**** ENTRIES SHOWN ****
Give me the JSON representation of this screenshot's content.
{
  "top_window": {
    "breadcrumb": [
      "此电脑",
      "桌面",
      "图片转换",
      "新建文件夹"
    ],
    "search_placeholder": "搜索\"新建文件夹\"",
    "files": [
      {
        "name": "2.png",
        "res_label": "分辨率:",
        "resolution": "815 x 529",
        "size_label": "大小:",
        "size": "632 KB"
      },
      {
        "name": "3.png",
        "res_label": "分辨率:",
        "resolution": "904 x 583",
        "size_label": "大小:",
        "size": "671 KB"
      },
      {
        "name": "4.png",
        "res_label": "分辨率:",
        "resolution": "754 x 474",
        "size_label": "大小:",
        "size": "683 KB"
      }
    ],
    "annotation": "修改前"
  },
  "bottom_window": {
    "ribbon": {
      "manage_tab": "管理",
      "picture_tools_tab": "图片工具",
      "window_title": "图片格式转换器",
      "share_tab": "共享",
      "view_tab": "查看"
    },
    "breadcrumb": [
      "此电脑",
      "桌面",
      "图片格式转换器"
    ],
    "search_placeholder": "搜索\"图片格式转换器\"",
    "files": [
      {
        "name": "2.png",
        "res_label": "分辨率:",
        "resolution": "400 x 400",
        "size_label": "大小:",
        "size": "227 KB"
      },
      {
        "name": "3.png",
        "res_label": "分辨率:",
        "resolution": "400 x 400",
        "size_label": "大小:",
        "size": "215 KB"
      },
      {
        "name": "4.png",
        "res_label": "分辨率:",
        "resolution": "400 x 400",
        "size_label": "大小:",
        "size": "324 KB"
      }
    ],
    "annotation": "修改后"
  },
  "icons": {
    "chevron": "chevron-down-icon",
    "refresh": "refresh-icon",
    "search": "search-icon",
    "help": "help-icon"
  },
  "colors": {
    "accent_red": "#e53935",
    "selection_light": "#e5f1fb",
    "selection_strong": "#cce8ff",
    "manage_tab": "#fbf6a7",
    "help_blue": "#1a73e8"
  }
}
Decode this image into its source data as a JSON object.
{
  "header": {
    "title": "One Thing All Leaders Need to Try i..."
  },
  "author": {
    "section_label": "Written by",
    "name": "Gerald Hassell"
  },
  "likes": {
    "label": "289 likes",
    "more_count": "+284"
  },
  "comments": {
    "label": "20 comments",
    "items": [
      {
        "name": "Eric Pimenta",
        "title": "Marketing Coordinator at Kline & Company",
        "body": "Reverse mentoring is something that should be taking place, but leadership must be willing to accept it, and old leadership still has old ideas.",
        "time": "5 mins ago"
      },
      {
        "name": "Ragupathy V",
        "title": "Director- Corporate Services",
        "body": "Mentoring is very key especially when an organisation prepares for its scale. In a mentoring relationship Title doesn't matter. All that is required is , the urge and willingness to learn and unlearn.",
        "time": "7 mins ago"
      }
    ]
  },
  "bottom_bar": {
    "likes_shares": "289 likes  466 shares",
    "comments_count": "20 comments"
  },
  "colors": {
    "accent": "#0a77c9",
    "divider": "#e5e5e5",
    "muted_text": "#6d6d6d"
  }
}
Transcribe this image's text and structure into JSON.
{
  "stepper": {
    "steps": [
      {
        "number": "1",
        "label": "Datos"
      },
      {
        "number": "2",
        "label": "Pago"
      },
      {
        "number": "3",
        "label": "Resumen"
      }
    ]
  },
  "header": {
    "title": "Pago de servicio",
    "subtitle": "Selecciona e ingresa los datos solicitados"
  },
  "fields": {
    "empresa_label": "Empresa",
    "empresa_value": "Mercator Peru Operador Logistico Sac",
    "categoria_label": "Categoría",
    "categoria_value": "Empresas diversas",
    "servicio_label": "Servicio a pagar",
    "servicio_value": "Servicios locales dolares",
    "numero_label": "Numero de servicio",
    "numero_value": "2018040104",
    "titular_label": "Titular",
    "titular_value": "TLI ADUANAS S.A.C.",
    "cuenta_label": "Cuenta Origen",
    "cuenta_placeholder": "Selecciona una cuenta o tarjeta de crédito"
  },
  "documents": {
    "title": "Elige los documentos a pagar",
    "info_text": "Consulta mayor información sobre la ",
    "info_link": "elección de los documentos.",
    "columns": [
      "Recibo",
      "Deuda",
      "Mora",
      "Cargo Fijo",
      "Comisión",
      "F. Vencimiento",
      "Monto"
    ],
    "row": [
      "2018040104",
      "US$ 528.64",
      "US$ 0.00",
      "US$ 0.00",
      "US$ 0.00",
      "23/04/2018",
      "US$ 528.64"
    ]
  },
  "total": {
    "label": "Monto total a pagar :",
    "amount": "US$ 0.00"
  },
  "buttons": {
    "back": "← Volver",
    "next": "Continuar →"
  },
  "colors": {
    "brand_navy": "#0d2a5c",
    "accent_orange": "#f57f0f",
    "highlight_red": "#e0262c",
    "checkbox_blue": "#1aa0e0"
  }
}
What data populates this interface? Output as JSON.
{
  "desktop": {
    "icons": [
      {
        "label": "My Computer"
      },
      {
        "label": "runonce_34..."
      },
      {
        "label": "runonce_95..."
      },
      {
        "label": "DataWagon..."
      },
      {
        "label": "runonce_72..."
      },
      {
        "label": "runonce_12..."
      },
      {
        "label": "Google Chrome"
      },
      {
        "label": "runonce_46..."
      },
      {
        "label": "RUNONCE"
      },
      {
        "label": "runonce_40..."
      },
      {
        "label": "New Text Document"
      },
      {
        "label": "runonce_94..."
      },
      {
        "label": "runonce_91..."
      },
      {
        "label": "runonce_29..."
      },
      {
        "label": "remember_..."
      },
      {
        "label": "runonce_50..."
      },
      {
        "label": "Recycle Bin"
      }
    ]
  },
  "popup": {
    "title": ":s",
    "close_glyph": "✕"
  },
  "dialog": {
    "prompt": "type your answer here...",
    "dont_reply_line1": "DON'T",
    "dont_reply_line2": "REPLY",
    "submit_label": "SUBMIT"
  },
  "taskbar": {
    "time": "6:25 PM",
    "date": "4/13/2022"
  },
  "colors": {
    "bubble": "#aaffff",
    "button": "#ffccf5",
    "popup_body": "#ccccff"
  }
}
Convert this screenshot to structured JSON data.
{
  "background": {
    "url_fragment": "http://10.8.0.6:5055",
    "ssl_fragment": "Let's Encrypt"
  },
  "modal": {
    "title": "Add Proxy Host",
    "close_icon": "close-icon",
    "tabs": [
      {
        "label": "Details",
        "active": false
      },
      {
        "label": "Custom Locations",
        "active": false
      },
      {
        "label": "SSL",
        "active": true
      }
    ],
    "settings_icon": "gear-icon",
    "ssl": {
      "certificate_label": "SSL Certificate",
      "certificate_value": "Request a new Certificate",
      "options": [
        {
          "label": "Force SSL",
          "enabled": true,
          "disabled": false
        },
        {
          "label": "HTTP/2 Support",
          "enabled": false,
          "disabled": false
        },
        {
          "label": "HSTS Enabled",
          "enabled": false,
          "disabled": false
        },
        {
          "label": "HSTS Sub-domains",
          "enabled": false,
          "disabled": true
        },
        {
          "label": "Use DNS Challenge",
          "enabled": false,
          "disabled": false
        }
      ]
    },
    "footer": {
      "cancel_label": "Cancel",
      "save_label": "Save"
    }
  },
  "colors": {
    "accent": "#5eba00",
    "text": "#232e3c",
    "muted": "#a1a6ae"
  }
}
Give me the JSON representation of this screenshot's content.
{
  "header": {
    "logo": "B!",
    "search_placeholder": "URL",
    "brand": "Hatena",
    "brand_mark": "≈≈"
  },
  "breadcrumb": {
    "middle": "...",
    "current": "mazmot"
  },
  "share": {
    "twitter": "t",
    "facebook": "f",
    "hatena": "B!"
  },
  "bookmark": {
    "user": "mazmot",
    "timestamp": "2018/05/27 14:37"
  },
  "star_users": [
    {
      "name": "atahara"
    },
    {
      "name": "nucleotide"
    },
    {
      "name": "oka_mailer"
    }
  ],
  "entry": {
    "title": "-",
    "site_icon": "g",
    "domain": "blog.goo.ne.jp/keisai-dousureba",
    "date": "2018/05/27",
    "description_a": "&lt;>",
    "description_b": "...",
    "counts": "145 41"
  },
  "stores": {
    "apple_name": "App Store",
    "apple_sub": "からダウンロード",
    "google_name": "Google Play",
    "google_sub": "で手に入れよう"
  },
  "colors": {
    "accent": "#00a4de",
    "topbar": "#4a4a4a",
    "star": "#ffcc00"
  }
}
****
TO DO:
Extract each line holding the word "likes" from the records.

WORKED ANSWER:
  "likes": {
    "label": "289 likes",
    "likes_shares": "289 likes  466 shares",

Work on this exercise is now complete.